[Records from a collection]
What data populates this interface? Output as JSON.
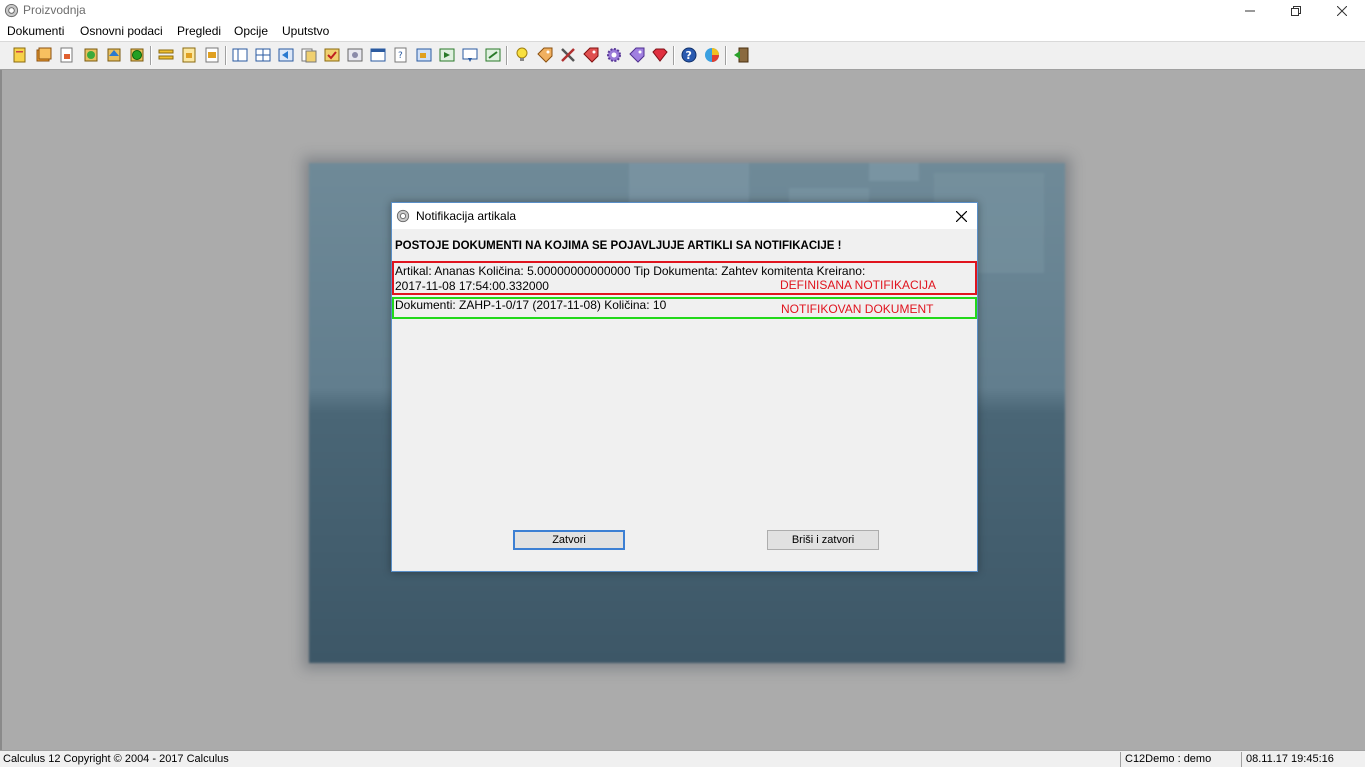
{
  "window": {
    "title": "Proizvodnja"
  },
  "menu": {
    "items": [
      "Dokumenti",
      "Osnovni podaci",
      "Pregledi",
      "Opcije",
      "Uputstvo"
    ]
  },
  "dialog": {
    "title": "Notifikacija artikala",
    "heading": "POSTOJE DOKUMENTI NA KOJIMA SE POJAVLJUJE ARTIKLI SA NOTIFIKACIJE !",
    "artikal_line1": "Artikal: Ananas Količina: 5.00000000000000 Tip Dokumenta: Zahtev komitenta Kreirano:",
    "artikal_line2": "2017-11-08 17:54:00.332000",
    "dokumenti_line": "Dokumenti: ZAHP-1-0/17 (2017-11-08) Količina: 10",
    "annotation_red": "DEFINISANA NOTIFIKACIJA",
    "annotation_green": "NOTIFIKOVAN DOKUMENT",
    "close_button": "Zatvori",
    "delete_close_button": "Briši i zatvori"
  },
  "status": {
    "copyright": "Calculus 12  Copyright © 2004 - 2017  Calculus",
    "user": "C12Demo : demo",
    "datetime": "08.11.17 19:45:16"
  },
  "colors": {
    "annotation_red": "#e0141e",
    "annotation_green": "#22d81a",
    "workspace": "#ababab"
  }
}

Stated goal - Reproduce every line precisely as given, omitting all pictures.

Answer in full -
What data populates this interface? Output as JSON.
{
  "window": {
    "title": "Proizvodnja"
  },
  "menu": {
    "items": [
      "Dokumenti",
      "Osnovni podaci",
      "Pregledi",
      "Opcije",
      "Uputstvo"
    ]
  },
  "dialog": {
    "title": "Notifikacija artikala",
    "heading": "POSTOJE DOKUMENTI NA KOJIMA SE POJAVLJUJE ARTIKLI SA NOTIFIKACIJE !",
    "artikal_line1": "Artikal: Ananas Količina: 5.00000000000000 Tip Dokumenta: Zahtev komitenta Kreirano:",
    "artikal_line2": "2017-11-08 17:54:00.332000",
    "dokumenti_line": "Dokumenti: ZAHP-1-0/17 (2017-11-08) Količina: 10",
    "annotation_red": "DEFINISANA NOTIFIKACIJA",
    "annotation_green": "NOTIFIKOVAN DOKUMENT",
    "close_button": "Zatvori",
    "delete_close_button": "Briši i zatvori"
  },
  "status": {
    "copyright": "Calculus 12  Copyright © 2004 - 2017  Calculus",
    "user": "C12Demo : demo",
    "datetime": "08.11.17 19:45:16"
  },
  "colors": {
    "annotation_red": "#e0141e",
    "annotation_green": "#22d81a",
    "workspace": "#ababab"
  }
}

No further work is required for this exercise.